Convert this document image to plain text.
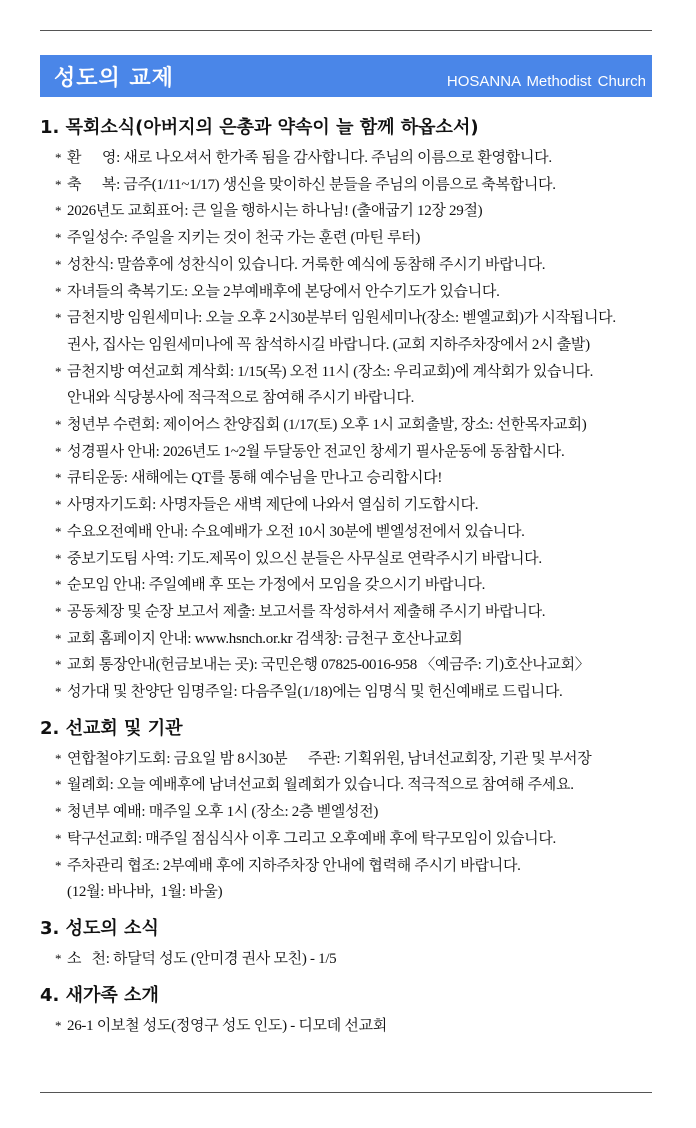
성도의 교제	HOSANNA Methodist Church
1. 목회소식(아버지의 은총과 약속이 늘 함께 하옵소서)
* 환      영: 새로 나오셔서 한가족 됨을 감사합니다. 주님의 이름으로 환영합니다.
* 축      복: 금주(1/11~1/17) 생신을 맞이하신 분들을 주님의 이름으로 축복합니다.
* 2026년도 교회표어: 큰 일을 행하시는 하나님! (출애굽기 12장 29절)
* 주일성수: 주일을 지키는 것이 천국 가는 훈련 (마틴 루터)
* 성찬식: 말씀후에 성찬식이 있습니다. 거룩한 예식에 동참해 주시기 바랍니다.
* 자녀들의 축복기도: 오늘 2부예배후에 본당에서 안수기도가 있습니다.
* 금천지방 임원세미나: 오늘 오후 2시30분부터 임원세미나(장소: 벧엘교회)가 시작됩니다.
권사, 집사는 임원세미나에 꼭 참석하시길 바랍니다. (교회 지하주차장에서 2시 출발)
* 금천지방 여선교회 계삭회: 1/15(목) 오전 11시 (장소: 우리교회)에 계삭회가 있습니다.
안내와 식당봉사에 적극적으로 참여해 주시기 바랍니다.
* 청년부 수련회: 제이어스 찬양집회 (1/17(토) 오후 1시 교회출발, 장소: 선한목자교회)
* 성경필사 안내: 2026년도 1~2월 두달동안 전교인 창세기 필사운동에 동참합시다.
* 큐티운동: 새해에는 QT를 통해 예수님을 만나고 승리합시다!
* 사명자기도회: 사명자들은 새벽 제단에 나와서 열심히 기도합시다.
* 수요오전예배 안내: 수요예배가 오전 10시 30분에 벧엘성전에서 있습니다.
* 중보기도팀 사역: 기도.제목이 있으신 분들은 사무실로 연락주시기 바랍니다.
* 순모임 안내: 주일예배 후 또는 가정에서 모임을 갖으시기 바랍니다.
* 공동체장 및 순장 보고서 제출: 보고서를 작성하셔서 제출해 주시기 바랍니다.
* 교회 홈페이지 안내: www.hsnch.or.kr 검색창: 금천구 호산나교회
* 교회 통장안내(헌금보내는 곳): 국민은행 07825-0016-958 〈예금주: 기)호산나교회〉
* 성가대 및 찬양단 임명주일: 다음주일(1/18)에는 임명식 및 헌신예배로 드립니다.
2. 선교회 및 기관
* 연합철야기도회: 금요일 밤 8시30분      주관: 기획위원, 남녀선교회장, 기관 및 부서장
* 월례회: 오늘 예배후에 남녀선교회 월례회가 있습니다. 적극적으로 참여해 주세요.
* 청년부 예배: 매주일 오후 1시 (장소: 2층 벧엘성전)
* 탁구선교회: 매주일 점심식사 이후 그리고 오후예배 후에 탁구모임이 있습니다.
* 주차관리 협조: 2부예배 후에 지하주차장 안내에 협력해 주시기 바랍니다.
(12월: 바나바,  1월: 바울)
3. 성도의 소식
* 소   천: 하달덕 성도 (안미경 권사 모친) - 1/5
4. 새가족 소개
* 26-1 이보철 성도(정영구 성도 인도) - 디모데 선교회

====

Repeat the data exactly, dropping every picture it holds.

__Reply to the exercise__:
Convert this document image to plain text.
성도의 교제	HOSANNA Methodist Church
1. 목회소식(아버지의 은총과 약속이 늘 함께 하옵소서)
* 환      영: 새로 나오셔서 한가족 됨을 감사합니다. 주님의 이름으로 환영합니다.
* 축      복: 금주(1/11~1/17) 생신을 맞이하신 분들을 주님의 이름으로 축복합니다.
* 2026년도 교회표어: 큰 일을 행하시는 하나님! (출애굽기 12장 29절)
* 주일성수: 주일을 지키는 것이 천국 가는 훈련 (마틴 루터)
* 성찬식: 말씀후에 성찬식이 있습니다. 거룩한 예식에 동참해 주시기 바랍니다.
* 자녀들의 축복기도: 오늘 2부예배후에 본당에서 안수기도가 있습니다.
* 금천지방 임원세미나: 오늘 오후 2시30분부터 임원세미나(장소: 벧엘교회)가 시작됩니다.
권사, 집사는 임원세미나에 꼭 참석하시길 바랍니다. (교회 지하주차장에서 2시 출발)
* 금천지방 여선교회 계삭회: 1/15(목) 오전 11시 (장소: 우리교회)에 계삭회가 있습니다.
안내와 식당봉사에 적극적으로 참여해 주시기 바랍니다.
* 청년부 수련회: 제이어스 찬양집회 (1/17(토) 오후 1시 교회출발, 장소: 선한목자교회)
* 성경필사 안내: 2026년도 1~2월 두달동안 전교인 창세기 필사운동에 동참합시다.
* 큐티운동: 새해에는 QT를 통해 예수님을 만나고 승리합시다!
* 사명자기도회: 사명자들은 새벽 제단에 나와서 열심히 기도합시다.
* 수요오전예배 안내: 수요예배가 오전 10시 30분에 벧엘성전에서 있습니다.
* 중보기도팀 사역: 기도.제목이 있으신 분들은 사무실로 연락주시기 바랍니다.
* 순모임 안내: 주일예배 후 또는 가정에서 모임을 갖으시기 바랍니다.
* 공동체장 및 순장 보고서 제출: 보고서를 작성하셔서 제출해 주시기 바랍니다.
* 교회 홈페이지 안내: www.hsnch.or.kr 검색창: 금천구 호산나교회
* 교회 통장안내(헌금보내는 곳): 국민은행 07825-0016-958 〈예금주: 기)호산나교회〉
* 성가대 및 찬양단 임명주일: 다음주일(1/18)에는 임명식 및 헌신예배로 드립니다.
2. 선교회 및 기관
* 연합철야기도회: 금요일 밤 8시30분      주관: 기획위원, 남녀선교회장, 기관 및 부서장
* 월례회: 오늘 예배후에 남녀선교회 월례회가 있습니다. 적극적으로 참여해 주세요.
* 청년부 예배: 매주일 오후 1시 (장소: 2층 벧엘성전)
* 탁구선교회: 매주일 점심식사 이후 그리고 오후예배 후에 탁구모임이 있습니다.
* 주차관리 협조: 2부예배 후에 지하주차장 안내에 협력해 주시기 바랍니다.
(12월: 바나바,  1월: 바울)
3. 성도의 소식
* 소   천: 하달덕 성도 (안미경 권사 모친) - 1/5
4. 새가족 소개
* 26-1 이보철 성도(정영구 성도 인도) - 디모데 선교회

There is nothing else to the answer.